TO DO
Make an exact copy of the data below, leaving out every picture.

[Figure content listings]
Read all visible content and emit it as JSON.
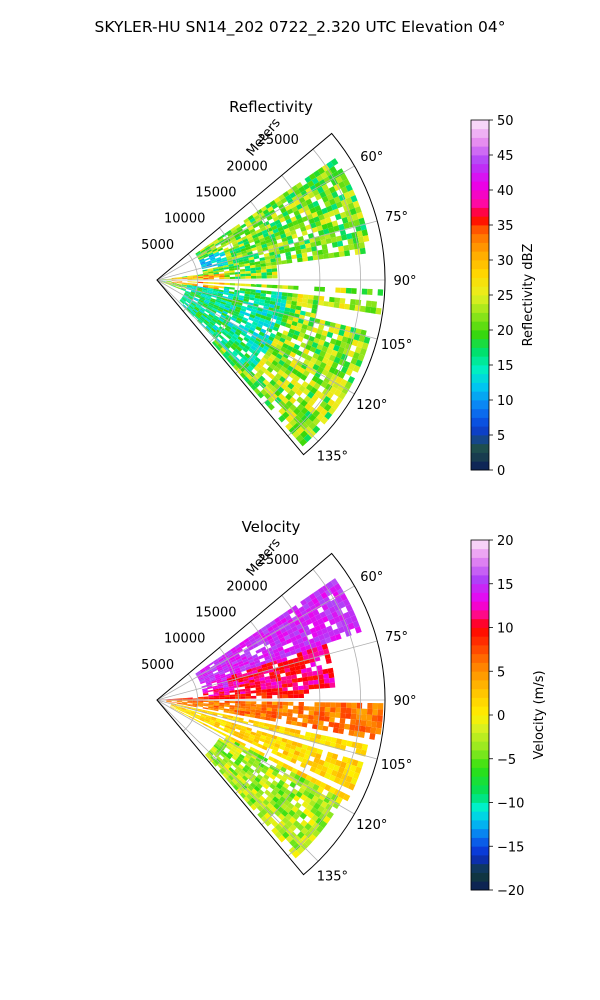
{
  "suptitle": "SKYLER-HU  SN14_202  0722_2.320 UTC Elevation 04°",
  "chart_data": [
    {
      "type": "heatmap",
      "title": "Reflectivity",
      "radial_label": "Meters",
      "radial_ticks": [
        5000,
        10000,
        15000,
        20000,
        25000
      ],
      "radial_tick_labels": [
        "5000",
        "10000",
        "15000",
        "20000",
        "25000"
      ],
      "rlim": [
        0,
        28000
      ],
      "angle_ticks": [
        60,
        75,
        90,
        105,
        120,
        135
      ],
      "angle_tick_labels": [
        "60°",
        "75°",
        "90°",
        "105°",
        "120°",
        "135°"
      ],
      "thetalim": [
        50,
        140
      ],
      "grid": true,
      "colorbar": {
        "label": "Reflectivity dBZ",
        "range": [
          0,
          50
        ],
        "ticks": [
          0,
          5,
          10,
          15,
          20,
          25,
          30,
          35,
          40,
          45,
          50
        ],
        "tick_labels": [
          "0",
          "5",
          "10",
          "15",
          "20",
          "25",
          "30",
          "35",
          "40",
          "45",
          "50"
        ]
      },
      "regions": [
        {
          "theta": [
            56,
            82
          ],
          "r": [
            5500,
            26500
          ],
          "value": 21,
          "spread": 5
        },
        {
          "theta": [
            82,
            89
          ],
          "r": [
            700,
            15000
          ],
          "value": 22,
          "spread": 6
        },
        {
          "theta": [
            92,
            99
          ],
          "r": [
            1000,
            28000
          ],
          "value": 23,
          "spread": 5
        },
        {
          "theta": [
            99,
            112
          ],
          "r": [
            700,
            20000
          ],
          "value": 21,
          "spread": 6
        },
        {
          "theta": [
            104,
            138
          ],
          "r": [
            10000,
            27000
          ],
          "value": 22,
          "spread": 5
        },
        {
          "theta": [
            95,
            135
          ],
          "r": [
            4000,
            16000
          ],
          "value": 16,
          "spread": 4
        }
      ],
      "highlights": [
        {
          "theta": [
            66,
            78
          ],
          "r": [
            4500,
            9000
          ],
          "value": 12,
          "spread": 3
        },
        {
          "theta": [
            84,
            99
          ],
          "r": [
            2000,
            8000
          ],
          "value": 30,
          "spread": 5
        }
      ],
      "gaps_theta": [
        89.2,
        90.8,
        94.5,
        102,
        106.5,
        115
      ]
    },
    {
      "type": "heatmap",
      "title": "Velocity",
      "radial_label": "Meters",
      "radial_ticks": [
        5000,
        10000,
        15000,
        20000,
        25000
      ],
      "radial_tick_labels": [
        "5000",
        "10000",
        "15000",
        "20000",
        "25000"
      ],
      "rlim": [
        0,
        28000
      ],
      "angle_ticks": [
        60,
        75,
        90,
        105,
        120,
        135
      ],
      "angle_tick_labels": [
        "60°",
        "75°",
        "90°",
        "105°",
        "120°",
        "135°"
      ],
      "thetalim": [
        50,
        140
      ],
      "grid": true,
      "colorbar": {
        "label": "Velocity (m/s)",
        "range": [
          -20,
          20
        ],
        "ticks": [
          -20,
          -15,
          -10,
          -5,
          0,
          5,
          10,
          15,
          20
        ],
        "tick_labels": [
          "−20",
          "−15",
          "−10",
          "−5",
          "0",
          "5",
          "10",
          "15",
          "20"
        ]
      },
      "regions": [
        {
          "theta": [
            56,
            72
          ],
          "r": [
            5500,
            26500
          ],
          "value": 14.5,
          "spread": 1.5
        },
        {
          "theta": [
            72,
            86
          ],
          "r": [
            5500,
            22000
          ],
          "value": 11,
          "spread": 2
        },
        {
          "theta": [
            86,
            89.3
          ],
          "r": [
            700,
            19000
          ],
          "value": 9,
          "spread": 1.5
        },
        {
          "theta": [
            90.7,
            100
          ],
          "r": [
            1000,
            28000
          ],
          "value": 6,
          "spread": 2
        },
        {
          "theta": [
            100,
            118
          ],
          "r": [
            1500,
            26500
          ],
          "value": 1.5,
          "spread": 2
        },
        {
          "theta": [
            118,
            138
          ],
          "r": [
            9000,
            26000
          ],
          "value": -3,
          "spread": 3
        }
      ],
      "highlights": [
        {
          "theta": [
            72,
            80
          ],
          "r": [
            3500,
            9000
          ],
          "value": 14,
          "spread": 2
        }
      ],
      "gaps_theta": [
        89.3,
        90.7,
        101,
        106,
        116
      ]
    }
  ]
}
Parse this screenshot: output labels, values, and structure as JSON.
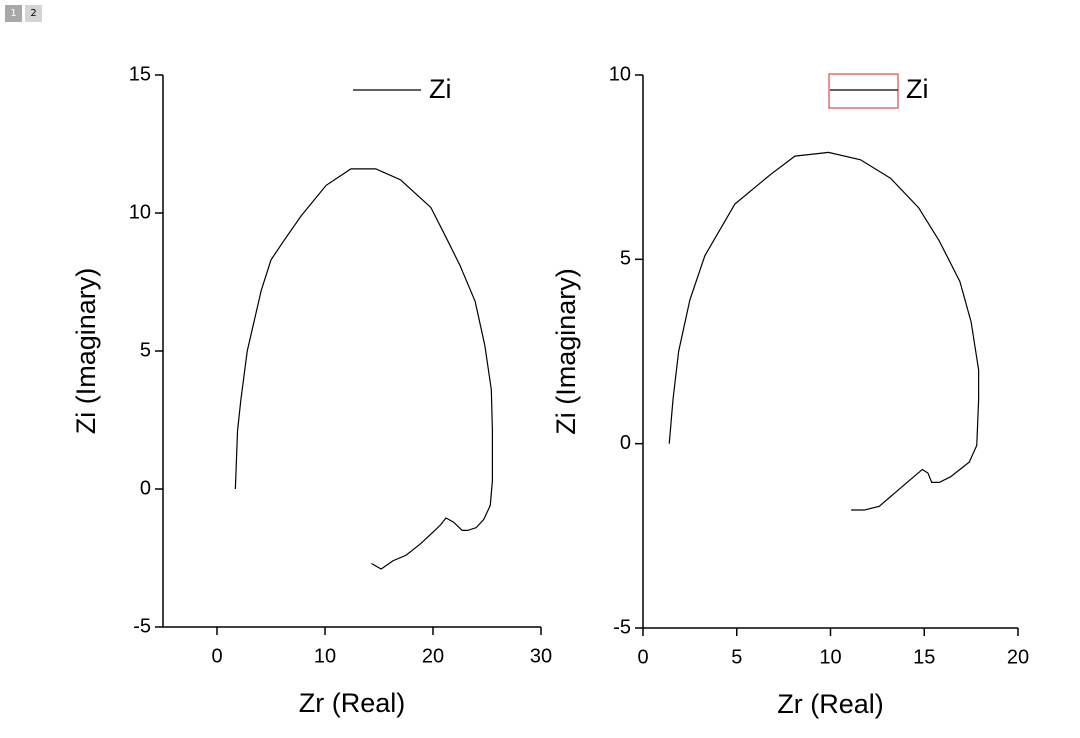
{
  "tabs": [
    "1",
    "2"
  ],
  "chart_data": [
    {
      "type": "line",
      "xlabel": "Zr (Real)",
      "ylabel": "Zi (Imaginary)",
      "xlim": [
        -5,
        30
      ],
      "xticks": [
        0,
        10,
        20,
        30
      ],
      "ylim": [
        -5,
        15
      ],
      "yticks": [
        -5,
        0,
        5,
        10,
        15
      ],
      "legend": "top-right",
      "series": [
        {
          "name": "Zi",
          "color": "#000000",
          "x": [
            1.7,
            1.9,
            2.2,
            2.8,
            4.1,
            5.0,
            6.2,
            7.8,
            10.1,
            12.4,
            14.7,
            17.0,
            19.8,
            21.1,
            22.5,
            23.9,
            24.8,
            25.4,
            25.5,
            25.5,
            25.3,
            24.7,
            24.0,
            23.2,
            22.7,
            21.9,
            21.2,
            20.7,
            19.9,
            18.8,
            17.5,
            16.3,
            15.2,
            14.3
          ],
          "values": [
            0,
            2.1,
            3.2,
            5.0,
            7.2,
            8.3,
            9.0,
            9.9,
            11.0,
            11.6,
            11.6,
            11.2,
            10.2,
            9.2,
            8.1,
            6.8,
            5.2,
            3.6,
            2.1,
            0.3,
            -0.6,
            -1.1,
            -1.4,
            -1.5,
            -1.5,
            -1.2,
            -1.05,
            -1.3,
            -1.6,
            -2.0,
            -2.4,
            -2.6,
            -2.9,
            -2.7
          ]
        }
      ]
    },
    {
      "type": "line",
      "xlabel": "Zr (Real)",
      "ylabel": "Zi (Imaginary)",
      "xlim": [
        0,
        20
      ],
      "xticks": [
        0,
        5,
        10,
        15,
        20
      ],
      "ylim": [
        -5,
        10
      ],
      "yticks": [
        -5,
        0,
        5,
        10
      ],
      "legend": "top-right",
      "series": [
        {
          "name": "Zi",
          "color": "#000000",
          "x": [
            1.4,
            1.6,
            1.9,
            2.5,
            3.3,
            4.9,
            6.8,
            8.1,
            9.9,
            11.6,
            13.2,
            14.7,
            15.8,
            16.9,
            17.5,
            17.9,
            17.9,
            17.8,
            17.4,
            16.9,
            16.4,
            15.8,
            15.4,
            15.2,
            14.9,
            14.2,
            13.4,
            12.6,
            11.8,
            11.1
          ],
          "values": [
            0,
            1.2,
            2.5,
            3.9,
            5.1,
            6.5,
            7.3,
            7.8,
            7.9,
            7.7,
            7.2,
            6.4,
            5.5,
            4.4,
            3.3,
            2.0,
            1.2,
            -0.05,
            -0.5,
            -0.7,
            -0.9,
            -1.05,
            -1.05,
            -0.8,
            -0.7,
            -1.0,
            -1.35,
            -1.7,
            -1.8,
            -1.8
          ]
        }
      ]
    }
  ]
}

TASK OUTPUT
Read all visible content and emit it as JSON.
{
  "suptitle": "SKYLER-HU  SN14_202  0722_2.320 UTC Elevation 04°",
  "chart_data": [
    {
      "type": "heatmap",
      "title": "Reflectivity",
      "radial_label": "Meters",
      "radial_ticks": [
        5000,
        10000,
        15000,
        20000,
        25000
      ],
      "radial_tick_labels": [
        "5000",
        "10000",
        "15000",
        "20000",
        "25000"
      ],
      "rlim": [
        0,
        28000
      ],
      "angle_ticks": [
        60,
        75,
        90,
        105,
        120,
        135
      ],
      "angle_tick_labels": [
        "60°",
        "75°",
        "90°",
        "105°",
        "120°",
        "135°"
      ],
      "thetalim": [
        50,
        140
      ],
      "grid": true,
      "colorbar": {
        "label": "Reflectivity dBZ",
        "range": [
          0,
          50
        ],
        "ticks": [
          0,
          5,
          10,
          15,
          20,
          25,
          30,
          35,
          40,
          45,
          50
        ],
        "tick_labels": [
          "0",
          "5",
          "10",
          "15",
          "20",
          "25",
          "30",
          "35",
          "40",
          "45",
          "50"
        ]
      },
      "regions": [
        {
          "theta": [
            56,
            82
          ],
          "r": [
            5500,
            26500
          ],
          "value": 21,
          "spread": 5
        },
        {
          "theta": [
            82,
            89
          ],
          "r": [
            700,
            15000
          ],
          "value": 22,
          "spread": 6
        },
        {
          "theta": [
            92,
            99
          ],
          "r": [
            1000,
            28000
          ],
          "value": 23,
          "spread": 5
        },
        {
          "theta": [
            99,
            112
          ],
          "r": [
            700,
            20000
          ],
          "value": 21,
          "spread": 6
        },
        {
          "theta": [
            104,
            138
          ],
          "r": [
            10000,
            27000
          ],
          "value": 22,
          "spread": 5
        },
        {
          "theta": [
            95,
            135
          ],
          "r": [
            4000,
            16000
          ],
          "value": 16,
          "spread": 4
        }
      ],
      "highlights": [
        {
          "theta": [
            66,
            78
          ],
          "r": [
            4500,
            9000
          ],
          "value": 12,
          "spread": 3
        },
        {
          "theta": [
            84,
            99
          ],
          "r": [
            2000,
            8000
          ],
          "value": 30,
          "spread": 5
        }
      ],
      "gaps_theta": [
        89.2,
        90.8,
        94.5,
        102,
        106.5,
        115
      ]
    },
    {
      "type": "heatmap",
      "title": "Velocity",
      "radial_label": "Meters",
      "radial_ticks": [
        5000,
        10000,
        15000,
        20000,
        25000
      ],
      "radial_tick_labels": [
        "5000",
        "10000",
        "15000",
        "20000",
        "25000"
      ],
      "rlim": [
        0,
        28000
      ],
      "angle_ticks": [
        60,
        75,
        90,
        105,
        120,
        135
      ],
      "angle_tick_labels": [
        "60°",
        "75°",
        "90°",
        "105°",
        "120°",
        "135°"
      ],
      "thetalim": [
        50,
        140
      ],
      "grid": true,
      "colorbar": {
        "label": "Velocity (m/s)",
        "range": [
          -20,
          20
        ],
        "ticks": [
          -20,
          -15,
          -10,
          -5,
          0,
          5,
          10,
          15,
          20
        ],
        "tick_labels": [
          "−20",
          "−15",
          "−10",
          "−5",
          "0",
          "5",
          "10",
          "15",
          "20"
        ]
      },
      "regions": [
        {
          "theta": [
            56,
            72
          ],
          "r": [
            5500,
            26500
          ],
          "value": 14.5,
          "spread": 1.5
        },
        {
          "theta": [
            72,
            86
          ],
          "r": [
            5500,
            22000
          ],
          "value": 11,
          "spread": 2
        },
        {
          "theta": [
            86,
            89.3
          ],
          "r": [
            700,
            19000
          ],
          "value": 9,
          "spread": 1.5
        },
        {
          "theta": [
            90.7,
            100
          ],
          "r": [
            1000,
            28000
          ],
          "value": 6,
          "spread": 2
        },
        {
          "theta": [
            100,
            118
          ],
          "r": [
            1500,
            26500
          ],
          "value": 1.5,
          "spread": 2
        },
        {
          "theta": [
            118,
            138
          ],
          "r": [
            9000,
            26000
          ],
          "value": -3,
          "spread": 3
        }
      ],
      "highlights": [
        {
          "theta": [
            72,
            80
          ],
          "r": [
            3500,
            9000
          ],
          "value": 14,
          "spread": 2
        }
      ],
      "gaps_theta": [
        89.3,
        90.7,
        101,
        106,
        116
      ]
    }
  ]
}
Parse this screenshot: output labels, values, and structure as JSON.
{
  "tabs": [
    "1",
    "2"
  ],
  "chart_data": [
    {
      "type": "line",
      "xlabel": "Zr (Real)",
      "ylabel": "Zi (Imaginary)",
      "xlim": [
        -5,
        30
      ],
      "xticks": [
        0,
        10,
        20,
        30
      ],
      "ylim": [
        -5,
        15
      ],
      "yticks": [
        -5,
        0,
        5,
        10,
        15
      ],
      "legend": "top-right",
      "series": [
        {
          "name": "Zi",
          "color": "#000000",
          "x": [
            1.7,
            1.9,
            2.2,
            2.8,
            4.1,
            5.0,
            6.2,
            7.8,
            10.1,
            12.4,
            14.7,
            17.0,
            19.8,
            21.1,
            22.5,
            23.9,
            24.8,
            25.4,
            25.5,
            25.5,
            25.3,
            24.7,
            24.0,
            23.2,
            22.7,
            21.9,
            21.2,
            20.7,
            19.9,
            18.8,
            17.5,
            16.3,
            15.2,
            14.3
          ],
          "values": [
            0,
            2.1,
            3.2,
            5.0,
            7.2,
            8.3,
            9.0,
            9.9,
            11.0,
            11.6,
            11.6,
            11.2,
            10.2,
            9.2,
            8.1,
            6.8,
            5.2,
            3.6,
            2.1,
            0.3,
            -0.6,
            -1.1,
            -1.4,
            -1.5,
            -1.5,
            -1.2,
            -1.05,
            -1.3,
            -1.6,
            -2.0,
            -2.4,
            -2.6,
            -2.9,
            -2.7
          ]
        }
      ]
    },
    {
      "type": "line",
      "xlabel": "Zr (Real)",
      "ylabel": "Zi (Imaginary)",
      "xlim": [
        0,
        20
      ],
      "xticks": [
        0,
        5,
        10,
        15,
        20
      ],
      "ylim": [
        -5,
        10
      ],
      "yticks": [
        -5,
        0,
        5,
        10
      ],
      "legend": "top-right",
      "series": [
        {
          "name": "Zi",
          "color": "#000000",
          "x": [
            1.4,
            1.6,
            1.9,
            2.5,
            3.3,
            4.9,
            6.8,
            8.1,
            9.9,
            11.6,
            13.2,
            14.7,
            15.8,
            16.9,
            17.5,
            17.9,
            17.9,
            17.8,
            17.4,
            16.9,
            16.4,
            15.8,
            15.4,
            15.2,
            14.9,
            14.2,
            13.4,
            12.6,
            11.8,
            11.1
          ],
          "values": [
            0,
            1.2,
            2.5,
            3.9,
            5.1,
            6.5,
            7.3,
            7.8,
            7.9,
            7.7,
            7.2,
            6.4,
            5.5,
            4.4,
            3.3,
            2.0,
            1.2,
            -0.05,
            -0.5,
            -0.7,
            -0.9,
            -1.05,
            -1.05,
            -0.8,
            -0.7,
            -1.0,
            -1.35,
            -1.7,
            -1.8,
            -1.8
          ]
        }
      ]
    }
  ]
}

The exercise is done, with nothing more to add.